Copy the data that follows, character for character, minus the pictures.

— RECORDS TO USE —
────────────────────

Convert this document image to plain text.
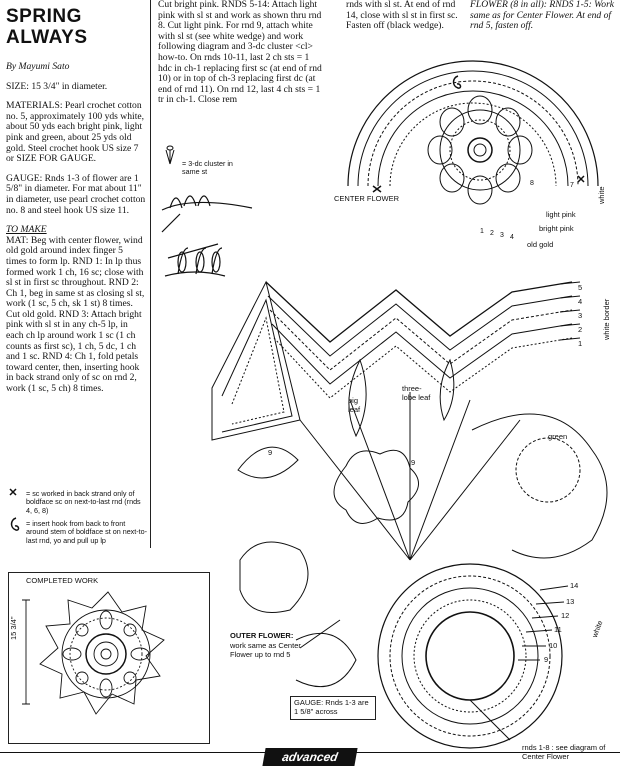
SPRING
ALWAYS

By Mayumi Sato

SIZE: 15 3/4" in diameter.

MATERIALS: Pearl crochet cotton no. 5, approximately 100 yds white, about 50 yds each bright pink, light pink and green, about 25 yds old gold. Steel crochet hook US size 7 or SIZE FOR GAUGE.

GAUGE: Rnds 1-3 of flower are 1 5/8" in diameter. For mat about 11" in diameter, use pearl crochet cotton no. 8 and steel hook US size 11.

TO MAKE

MAT: Beg with center flower, wind old gold around index finger 5 times to form lp. RND 1: In lp thus formed work 1 ch, 16 sc; close with sl st in first sc throughout. RND 2: Ch 1, beg in same st as closing sl st, work (1 sc, 5 ch, sk 1 st) 8 times. Cut old gold. RND 3: Attach bright pink with sl st in any ch-5 lp, in each ch lp around work 1 sc (1 ch counts as first sc), 1 ch, 5 dc, 1 ch and 1 sc. RND 4: Ch 1, fold petals toward center, then, inserting hook in back strand only of sc on rnd 2, work (1 sc, 5 ch) 8 times.

Cut bright pink. RNDS 5-14: Attach light pink with sl st and work as shown thru rnd 8. Cut light pink. For rnd 9, attach white with sl st (see white wedge) and work following diagram and 3-dc cluster <cl> how-to. On rnds 10-11, last 2 ch sts = 1 hdc in ch-1 replacing first sc (at end of rnd 10) or in top of ch-3 replacing first dc (at end of rnd 11). On rnd 12, last 4 ch sts = 1 tr in ch-1. Close rem

rnds with sl st. At end of rnd 14, close with sl st in first sc. Fasten off (black wedge).

FLOWER (8 in all): RNDS 1-5: Work same as for Center Flower. At end of rnd 5, fasten off.

= 3-dc cluster in same st
= sc worked in back strand only of boldface sc on next-to-last rnd (rnds 4, 6, 8)
= insert hook from back to front around stem of boldface st on next-to-last rnd, yo and pull up lp
COMPLETED WORK
15 3/4"
CENTER FLOWER
light pink
bright pink
old gold
white
white border
big leaf
three-lobe leaf
green
white
OUTER FLOWER:
work same as Center Flower up to rnd 5
GAUGE: Rnds 1-3 are 1 5/8" across
rnds 1-8 : see diagram of Center Flower
5
4
3
2
1
14
13
12
11
10
9
1 2 3 4
8	7
9
9
advanced
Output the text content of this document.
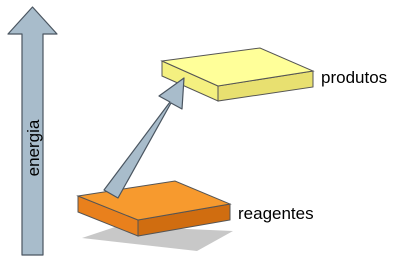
energia
reagentes
produtos
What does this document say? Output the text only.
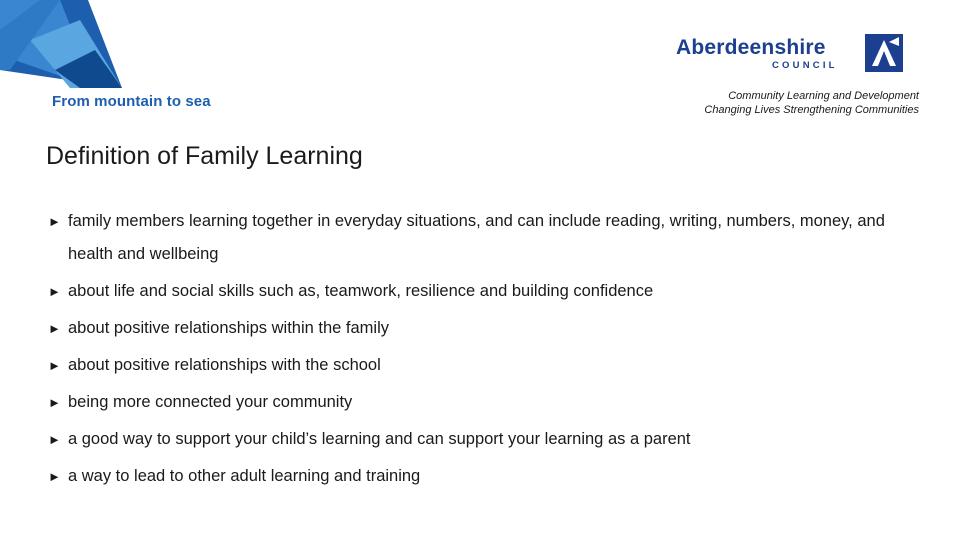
From mountain to sea
Aberdeenshire
COUNCIL
Community Learning and Development
Changing Lives Strengthening Communities
Definition of Family Learning
► family members learning together in everyday situations, and can include reading, writing, numbers, money, and health and wellbeing
► about life and social skills such as, teamwork, resilience and building confidence
► about positive relationships within the family
► about positive relationships with the school
► being more connected your community
► a good way to support your child’s learning and can support your learning as a parent
► a way to lead to other adult learning and training
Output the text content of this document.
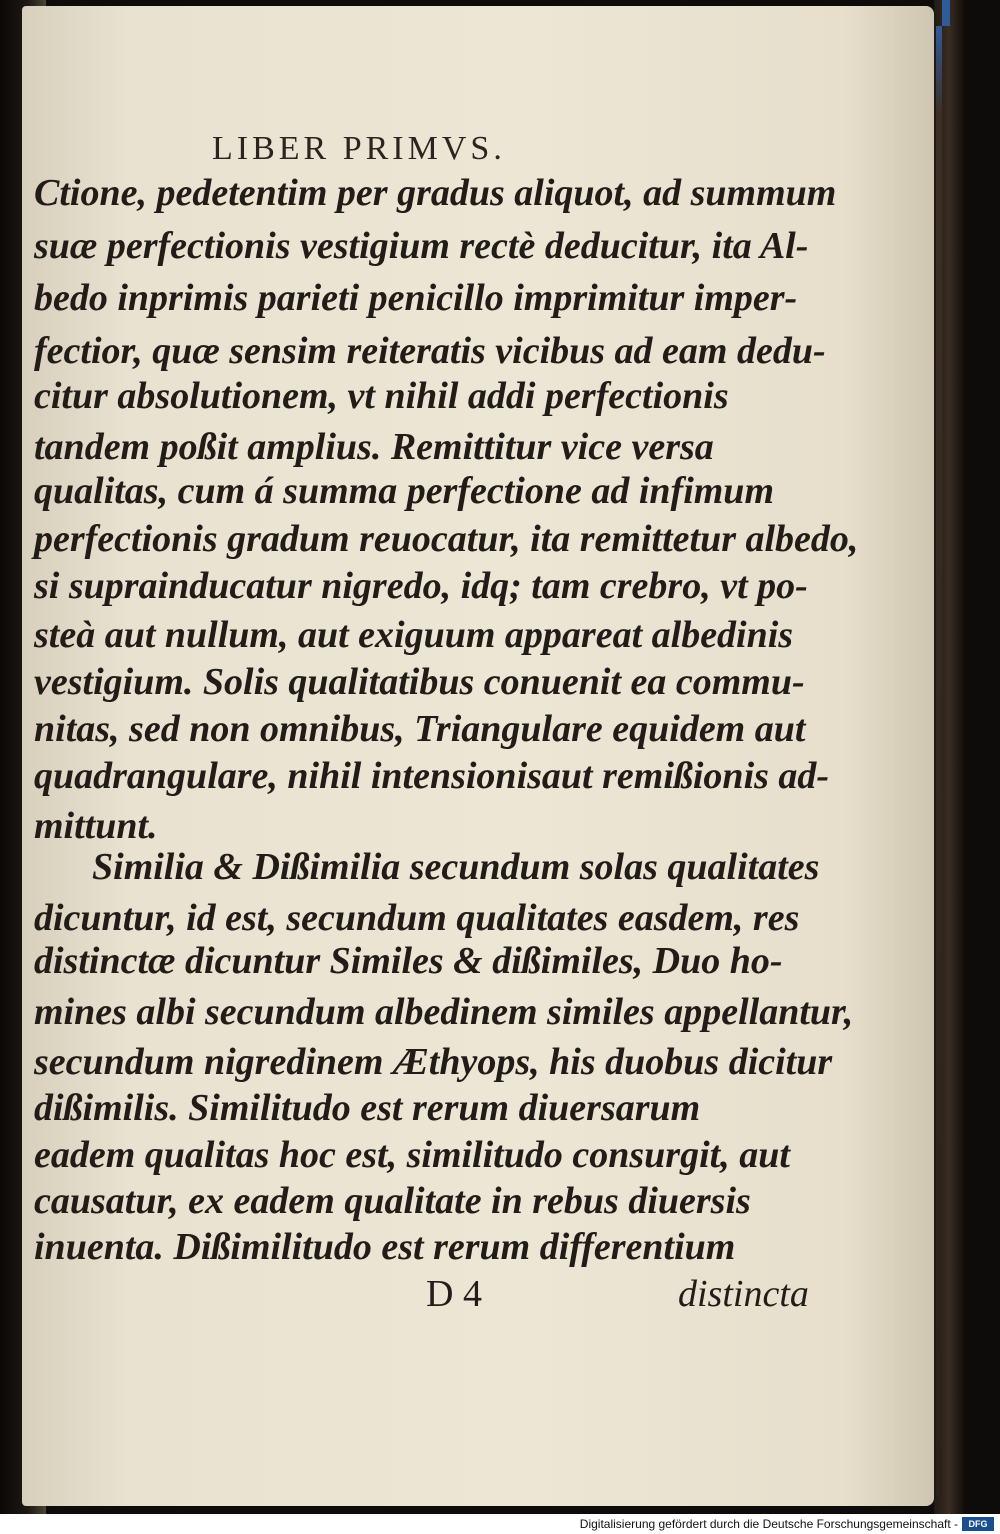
LIBER PRIMVS.
Ctione, pedetentim per gradus aliquot, ad summum
suæ perfectionis vestigium rectè deducitur, ita Al-
bedo inprimis parieti penicillo imprimitur imper-
fectior, quæ sensim reiteratis vicibus ad eam dedu-
citur absolutionem, vt nihil addi perfectionis
tandem poßit amplius. Remittitur vice versa
qualitas, cum á summa perfectione ad infimum
perfectionis gradum reuocatur, ita remittetur albedo,
si suprainducatur nigredo, idq; tam crebro, vt po-
steà aut nullum, aut exiguum appareat albedinis
vestigium. Solis qualitatibus conuenit ea commu-
nitas, sed non omnibus, Triangulare equidem aut
quadrangulare, nihil intensionisaut remißionis ad-
mittunt.
Similia & Dißimilia secundum solas qualitates
dicuntur, id est, secundum qualitates easdem, res
distinctæ dicuntur Similes & dißimiles, Duo ho-
mines albi secundum albedinem similes appellantur,
secundum nigredinem Æthyops, his duobus dicitur
dißimilis. Similitudo est rerum diuersarum
eadem qualitas hoc est, similitudo consurgit, aut
causatur, ex eadem qualitate in rebus diuersis
inuenta. Dißimilitudo est rerum differentium
D 4	distincta
Digitalisierung gefördert durch die Deutsche Forschungsgemeinschaft -	DFG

────────────────────

— SOLUTION TO THIS EXERCISE —
Convert this document image to plain text.
SPRING
ALWAYS

By Mayumi Sato

SIZE: 15 3/4" in diameter.

MATERIALS: Pearl crochet cotton no. 5, approximately 100 yds white, about 50 yds each bright pink, light pink and green, about 25 yds old gold. Steel crochet hook US size 7 or SIZE FOR GAUGE.

GAUGE: Rnds 1-3 of flower are 1 5/8" in diameter. For mat about 11" in diameter, use pearl crochet cotton no. 8 and steel hook US size 11.

TO MAKE

MAT: Beg with center flower, wind old gold around index finger 5 times to form lp. RND 1: In lp thus formed work 1 ch, 16 sc; close with sl st in first sc throughout. RND 2: Ch 1, beg in same st as closing sl st, work (1 sc, 5 ch, sk 1 st) 8 times. Cut old gold. RND 3: Attach bright pink with sl st in any ch-5 lp, in each ch lp around work 1 sc (1 ch counts as first sc), 1 ch, 5 dc, 1 ch and 1 sc. RND 4: Ch 1, fold petals toward center, then, inserting hook in back strand only of sc on rnd 2, work (1 sc, 5 ch) 8 times.

Cut bright pink. RNDS 5-14: Attach light pink with sl st and work as shown thru rnd 8. Cut light pink. For rnd 9, attach white with sl st (see white wedge) and work following diagram and 3-dc cluster <cl> how-to. On rnds 10-11, last 2 ch sts = 1 hdc in ch-1 replacing first sc (at end of rnd 10) or in top of ch-3 replacing first dc (at end of rnd 11). On rnd 12, last 4 ch sts = 1 tr in ch-1. Close rem

rnds with sl st. At end of rnd 14, close with sl st in first sc. Fasten off (black wedge).

FLOWER (8 in all): RNDS 1-5: Work same as for Center Flower. At end of rnd 5, fasten off.

= 3-dc cluster in same st
= sc worked in back strand only of boldface sc on next-to-last rnd (rnds 4, 6, 8)
= insert hook from back to front around stem of boldface st on next-to-last rnd, yo and pull up lp
COMPLETED WORK
15 3/4"
CENTER FLOWER
light pink
bright pink
old gold
white
white border
big leaf
three-lobe leaf
green
white
OUTER FLOWER:
work same as Center Flower up to rnd 5
GAUGE: Rnds 1-3 are 1 5/8" across
rnds 1-8 : see diagram of Center Flower
5
4
3
2
1
14
13
12
11
10
9
1 2 3 4
8	7
9
9
advanced
Output the text content of this document.
energia
reagentes
produtos
What does this document say? Output the text only.
From mountain to sea
Aberdeenshire
COUNCIL
Community Learning and Development
Changing Lives Strengthening Communities
Definition of Family Learning
► family members learning together in everyday situations, and can include reading, writing, numbers, money, and health and wellbeing
► about life and social skills such as, teamwork, resilience and building confidence
► about positive relationships within the family
► about positive relationships with the school
► being more connected your community
► a good way to support your child’s learning and can support your learning as a parent
► a way to lead to other adult learning and training
Output the text content of this document.
LIBER PRIMVS.
Ctione, pedetentim per gradus aliquot, ad summum
suæ perfectionis vestigium rectè deducitur, ita Al-
bedo inprimis parieti penicillo imprimitur imper-
fectior, quæ sensim reiteratis vicibus ad eam dedu-
citur absolutionem, vt nihil addi perfectionis
tandem poßit amplius. Remittitur vice versa
qualitas, cum á summa perfectione ad infimum
perfectionis gradum reuocatur, ita remittetur albedo,
si suprainducatur nigredo, idq; tam crebro, vt po-
steà aut nullum, aut exiguum appareat albedinis
vestigium. Solis qualitatibus conuenit ea commu-
nitas, sed non omnibus, Triangulare equidem aut
quadrangulare, nihil intensionisaut remißionis ad-
mittunt.
Similia & Dißimilia secundum solas qualitates
dicuntur, id est, secundum qualitates easdem, res
distinctæ dicuntur Similes & dißimiles, Duo ho-
mines albi secundum albedinem similes appellantur,
secundum nigredinem Æthyops, his duobus dicitur
dißimilis. Similitudo est rerum diuersarum
eadem qualitas hoc est, similitudo consurgit, aut
causatur, ex eadem qualitate in rebus diuersis
inuenta. Dißimilitudo est rerum differentium
D 4	distincta
Digitalisierung gefördert durch die Deutsche Forschungsgemeinschaft -	DFG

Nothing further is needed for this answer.